— Material shown —

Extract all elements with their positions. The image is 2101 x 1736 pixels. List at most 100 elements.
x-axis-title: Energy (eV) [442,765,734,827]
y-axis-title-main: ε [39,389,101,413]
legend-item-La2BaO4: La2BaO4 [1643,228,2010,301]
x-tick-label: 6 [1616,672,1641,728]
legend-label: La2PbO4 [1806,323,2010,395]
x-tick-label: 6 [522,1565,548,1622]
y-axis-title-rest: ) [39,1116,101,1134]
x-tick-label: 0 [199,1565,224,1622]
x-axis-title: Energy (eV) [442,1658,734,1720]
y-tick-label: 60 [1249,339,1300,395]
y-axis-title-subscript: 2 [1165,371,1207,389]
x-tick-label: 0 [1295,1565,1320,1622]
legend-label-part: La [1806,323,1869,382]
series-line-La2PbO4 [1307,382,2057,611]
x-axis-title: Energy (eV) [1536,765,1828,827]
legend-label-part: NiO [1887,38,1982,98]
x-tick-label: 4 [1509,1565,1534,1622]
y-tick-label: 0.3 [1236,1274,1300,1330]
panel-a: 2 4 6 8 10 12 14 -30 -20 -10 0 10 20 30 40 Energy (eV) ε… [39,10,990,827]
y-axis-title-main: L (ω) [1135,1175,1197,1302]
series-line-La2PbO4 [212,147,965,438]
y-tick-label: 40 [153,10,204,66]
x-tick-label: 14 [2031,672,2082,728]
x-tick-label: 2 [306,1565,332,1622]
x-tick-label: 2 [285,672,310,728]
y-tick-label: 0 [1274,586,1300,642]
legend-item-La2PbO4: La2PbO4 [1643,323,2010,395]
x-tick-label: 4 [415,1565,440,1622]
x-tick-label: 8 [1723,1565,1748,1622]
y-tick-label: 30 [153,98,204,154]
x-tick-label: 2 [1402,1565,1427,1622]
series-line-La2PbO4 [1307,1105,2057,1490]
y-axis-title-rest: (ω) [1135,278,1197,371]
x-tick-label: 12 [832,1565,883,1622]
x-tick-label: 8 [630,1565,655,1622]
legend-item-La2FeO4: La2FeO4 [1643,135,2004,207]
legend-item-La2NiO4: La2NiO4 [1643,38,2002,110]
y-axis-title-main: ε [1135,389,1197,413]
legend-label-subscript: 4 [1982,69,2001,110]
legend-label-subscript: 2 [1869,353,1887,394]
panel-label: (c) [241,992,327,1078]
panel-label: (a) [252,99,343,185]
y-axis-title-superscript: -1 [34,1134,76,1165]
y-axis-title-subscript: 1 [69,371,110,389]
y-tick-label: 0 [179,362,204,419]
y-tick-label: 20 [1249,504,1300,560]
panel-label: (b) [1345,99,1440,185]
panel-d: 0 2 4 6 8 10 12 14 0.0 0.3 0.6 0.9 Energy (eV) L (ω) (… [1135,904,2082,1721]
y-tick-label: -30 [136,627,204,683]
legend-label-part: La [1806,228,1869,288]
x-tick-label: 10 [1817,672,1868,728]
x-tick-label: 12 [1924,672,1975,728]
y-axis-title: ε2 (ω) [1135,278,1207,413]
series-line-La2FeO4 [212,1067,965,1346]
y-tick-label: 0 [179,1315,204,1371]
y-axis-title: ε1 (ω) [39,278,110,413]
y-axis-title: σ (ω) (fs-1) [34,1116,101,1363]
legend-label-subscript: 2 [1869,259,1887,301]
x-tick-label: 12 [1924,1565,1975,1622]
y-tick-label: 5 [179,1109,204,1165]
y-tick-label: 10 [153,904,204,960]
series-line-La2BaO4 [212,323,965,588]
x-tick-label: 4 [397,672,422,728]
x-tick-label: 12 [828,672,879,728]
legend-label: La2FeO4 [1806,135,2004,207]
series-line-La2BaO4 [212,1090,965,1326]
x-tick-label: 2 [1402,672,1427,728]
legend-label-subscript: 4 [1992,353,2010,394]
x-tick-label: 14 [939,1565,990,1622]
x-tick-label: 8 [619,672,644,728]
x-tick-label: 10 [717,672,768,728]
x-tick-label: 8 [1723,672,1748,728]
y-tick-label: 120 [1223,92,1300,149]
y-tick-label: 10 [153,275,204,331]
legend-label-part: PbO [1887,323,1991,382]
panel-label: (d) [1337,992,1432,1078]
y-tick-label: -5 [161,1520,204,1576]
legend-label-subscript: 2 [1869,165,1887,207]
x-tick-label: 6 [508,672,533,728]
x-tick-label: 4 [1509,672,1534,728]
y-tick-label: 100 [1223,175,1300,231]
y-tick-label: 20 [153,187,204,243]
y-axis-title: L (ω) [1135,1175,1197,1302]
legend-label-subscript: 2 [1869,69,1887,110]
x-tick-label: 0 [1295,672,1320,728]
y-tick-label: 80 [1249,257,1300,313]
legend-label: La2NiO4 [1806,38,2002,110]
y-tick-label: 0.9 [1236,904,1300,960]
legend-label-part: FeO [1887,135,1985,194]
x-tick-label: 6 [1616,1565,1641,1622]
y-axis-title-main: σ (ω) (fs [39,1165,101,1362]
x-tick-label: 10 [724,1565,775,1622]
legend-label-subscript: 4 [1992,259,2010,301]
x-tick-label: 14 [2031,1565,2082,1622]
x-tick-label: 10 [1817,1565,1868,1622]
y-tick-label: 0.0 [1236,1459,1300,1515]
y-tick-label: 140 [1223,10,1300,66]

— Goal —
Give only the number of rows above that contain the string "panel". The match is case-sensitive.

— Result for this task —
6